Data listing:
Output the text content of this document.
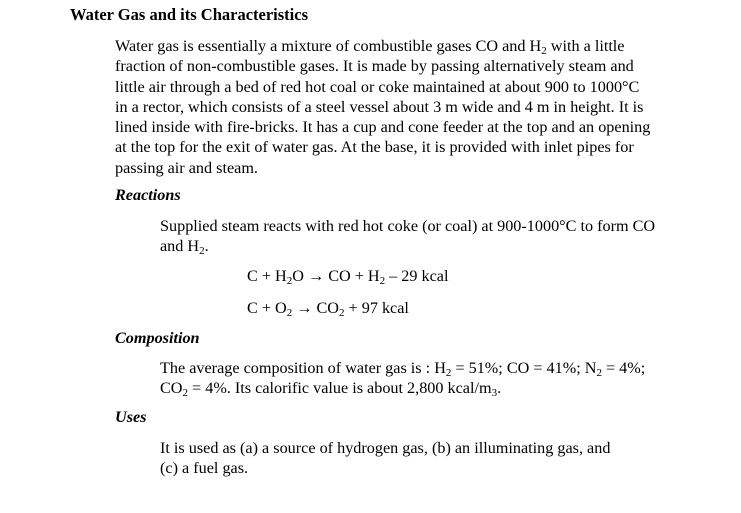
Water Gas and its Characteristics
Water gas is essentially a mixture of combustible gases CO and $H_2$ with a little
fraction of non-combustible gases. It is made by passing alternatively steam and
little air through a bed of red hot coal or coke maintained at about 900 to 1000°C
in a rector, which consists of a steel vessel about 3 m wide and 4 m in height. It is
lined inside with fire-bricks. It has a cup and cone feeder at the top and an opening
at the top for the exit of water gas. At the base, it is provided with inlet pipes for
passing air and steam.
Reactions
Supplied steam reacts with red hot coke (or coal) at 900-1000°C to form CO
and $H_2$.
$C + H_2O$ → CO + $H_2 - 29$ kcal
$C + O_2 \to CO_2 + 97$ kcal
Composition
The average composition of water gas is : $H_2 = 51\%$; CO = 41%; $N_2 = 4\%$;
$CO_2 = 4\%$. Its calorific value is about 2,800 kcal/$m_3$.
Uses
It is used as (a) a source of hydrogen gas, (b) an illuminating gas, and
(c) a fuel gas.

Directive: Which lines contain "kcal"? Copy each of them out.

In response:
$C + H_2O$ → CO + $H_2 - 29$ kcal
$C + O_2 \to CO_2 + 97$ kcal
$CO_2 = 4\%$. Its calorific value is about 2,800 kcal/$m_3$.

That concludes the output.